Directions for this task | The records below must be transcribed exactly. Do not include the pictures.

Extracted data entries |

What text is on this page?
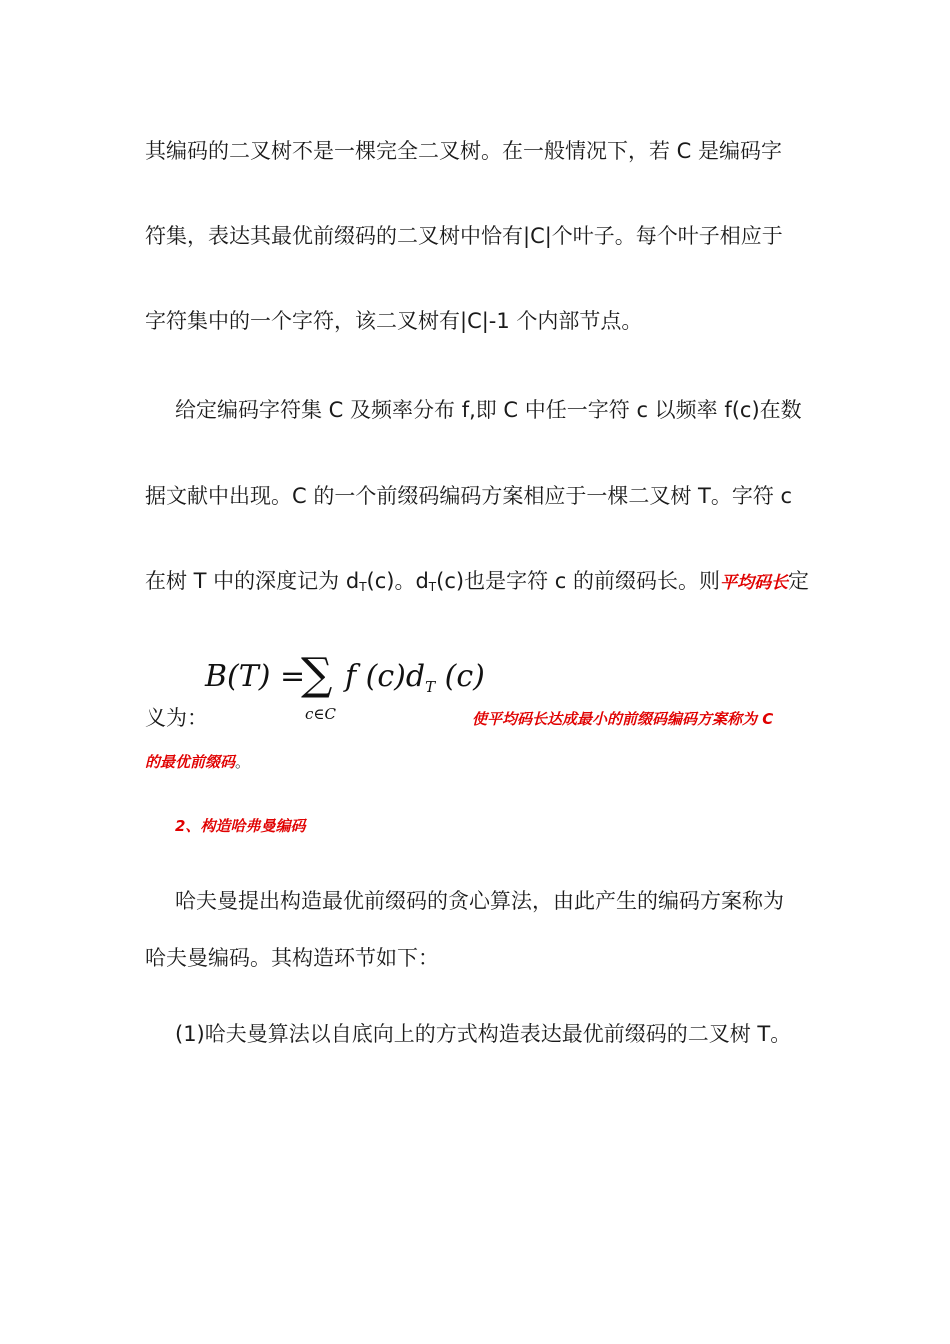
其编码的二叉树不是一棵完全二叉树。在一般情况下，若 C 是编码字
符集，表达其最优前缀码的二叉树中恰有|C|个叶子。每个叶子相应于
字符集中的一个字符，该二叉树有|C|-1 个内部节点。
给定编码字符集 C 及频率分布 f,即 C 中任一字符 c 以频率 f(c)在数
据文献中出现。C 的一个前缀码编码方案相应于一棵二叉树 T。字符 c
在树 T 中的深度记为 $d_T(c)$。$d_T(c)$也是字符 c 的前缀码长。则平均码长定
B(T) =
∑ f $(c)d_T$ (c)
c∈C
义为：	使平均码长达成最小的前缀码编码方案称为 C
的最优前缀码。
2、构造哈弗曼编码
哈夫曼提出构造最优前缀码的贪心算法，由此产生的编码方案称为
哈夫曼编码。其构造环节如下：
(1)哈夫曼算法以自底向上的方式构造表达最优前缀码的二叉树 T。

Answer below |
What text is on this page?
其编码的二叉树不是一棵完全二叉树。在一般情况下，若 C 是编码字
符集，表达其最优前缀码的二叉树中恰有|C|个叶子。每个叶子相应于
字符集中的一个字符，该二叉树有|C|-1 个内部节点。
给定编码字符集 C 及频率分布 f,即 C 中任一字符 c 以频率 f(c)在数
据文献中出现。C 的一个前缀码编码方案相应于一棵二叉树 T。字符 c
在树 T 中的深度记为 $d_T(c)$。$d_T(c)$也是字符 c 的前缀码长。则平均码长定
B(T) =
∑ f $(c)d_T$ (c)
c∈C
义为：	使平均码长达成最小的前缀码编码方案称为 C
的最优前缀码。
2、构造哈弗曼编码
哈夫曼提出构造最优前缀码的贪心算法，由此产生的编码方案称为
哈夫曼编码。其构造环节如下：
(1)哈夫曼算法以自底向上的方式构造表达最优前缀码的二叉树 T。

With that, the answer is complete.